:: Challenge ::
Copy the records below exactly, omitting any pictures they contain.
***
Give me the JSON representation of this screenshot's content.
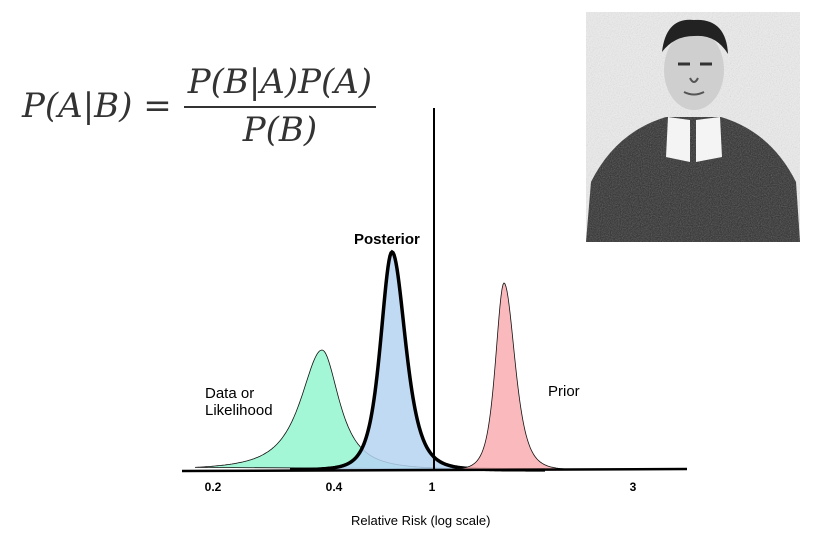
{
  "formula": {
    "lhs": "P(A|B) =",
    "numerator": "P(B|A)P(A)",
    "denominator": "P(B)"
  },
  "labels": {
    "posterior": "Posterior",
    "likelihood_line1": "Data or",
    "likelihood_line2": "Likelihood",
    "prior": "Prior"
  },
  "axis": {
    "xlabel": "Relative Risk (log scale)",
    "ticks": [
      "0.2",
      "0.4",
      "1",
      "3"
    ]
  },
  "colors": {
    "likelihood": "#9ff7d4",
    "posterior": "#b5d3f2",
    "prior": "#f9b3b6",
    "overlap": "#66e0c8"
  },
  "portrait": {
    "icon": "portrait-engraving"
  }
}
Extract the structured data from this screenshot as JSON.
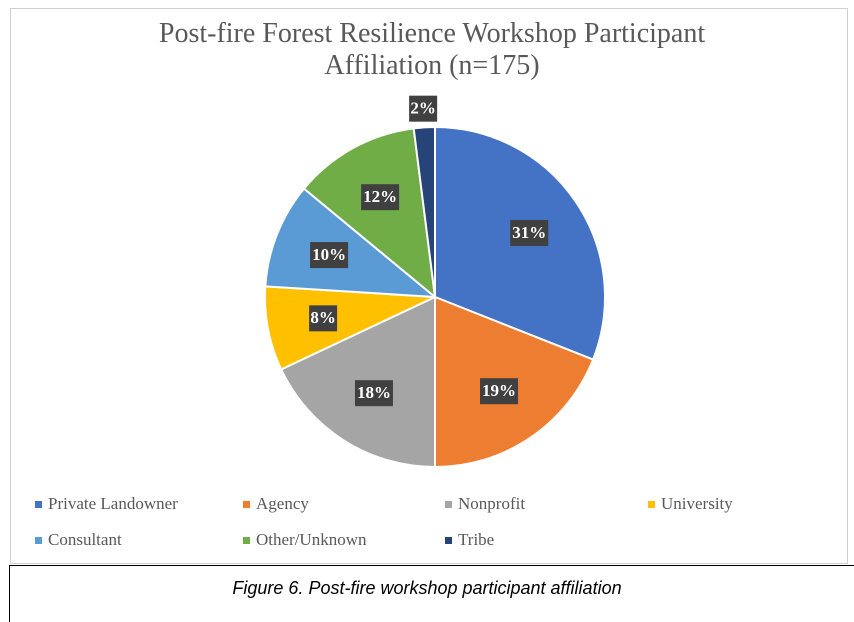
{
  "chart_data": {
    "type": "pie",
    "title": "Post-fire Forest Resilience Workshop Participant Affiliation (n=175)",
    "categories": [
      "Private Landowner",
      "Agency",
      "Nonprofit",
      "University",
      "Consultant",
      "Other/Unknown",
      "Tribe"
    ],
    "values": [
      31,
      19,
      18,
      8,
      10,
      12,
      2
    ],
    "value_labels": [
      "31%",
      "19%",
      "18%",
      "8%",
      "10%",
      "12%",
      "2%"
    ],
    "colors": [
      "#4472c4",
      "#ed7d31",
      "#a5a5a5",
      "#ffc000",
      "#5b9bd5",
      "#70ad47",
      "#264478"
    ],
    "legend": "bottom"
  },
  "caption": "Figure 6.  Post-fire workshop participant affiliation"
}
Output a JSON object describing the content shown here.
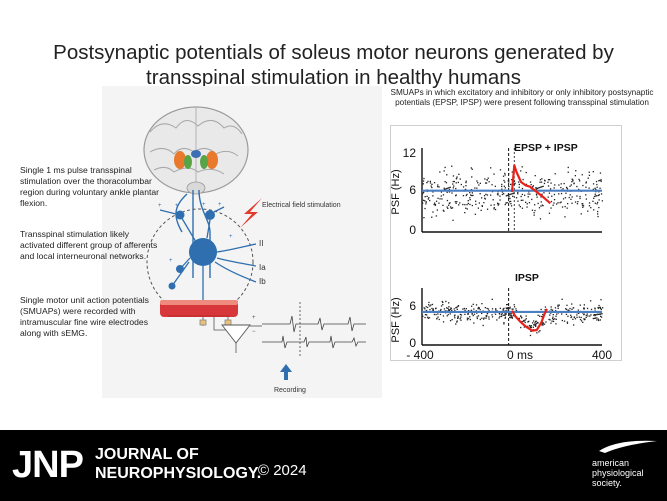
***
:: Task solution ::
Give me the JSON representation of this screenshot's content.
{
  "formula": {
    "lhs": "P(A|B) =",
    "numerator": "P(B|A)P(A)",
    "denominator": "P(B)"
  },
  "labels": {
    "posterior": "Posterior",
    "likelihood_line1": "Data or",
    "likelihood_line2": "Likelihood",
    "prior": "Prior"
  },
  "axis": {
    "xlabel": "Relative Risk (log scale)",
    "ticks": [
      "0.2",
      "0.4",
      "1",
      "3"
    ]
  },
  "colors": {
    "likelihood": "#9ff7d4",
    "posterior": "#b5d3f2",
    "prior": "#f9b3b6",
    "overlap": "#66e0c8"
  },
  "portrait": {
    "icon": "portrait-engraving"
  }
}
Extract the structured data from this screenshot as JSON.
{
  "chart_data": {
    "type": "pie",
    "title": "Post-fire Forest Resilience Workshop Participant Affiliation (n=175)",
    "categories": [
      "Private Landowner",
      "Agency",
      "Nonprofit",
      "University",
      "Consultant",
      "Other/Unknown",
      "Tribe"
    ],
    "values": [
      31,
      19,
      18,
      8,
      10,
      12,
      2
    ],
    "value_labels": [
      "31%",
      "19%",
      "18%",
      "8%",
      "10%",
      "12%",
      "2%"
    ],
    "colors": [
      "#4472c4",
      "#ed7d31",
      "#a5a5a5",
      "#ffc000",
      "#5b9bd5",
      "#70ad47",
      "#264478"
    ],
    "legend": "bottom"
  },
  "caption": "Figure 6.  Post-fire workshop participant affiliation"
}
Output a JSON object describing the content shown here.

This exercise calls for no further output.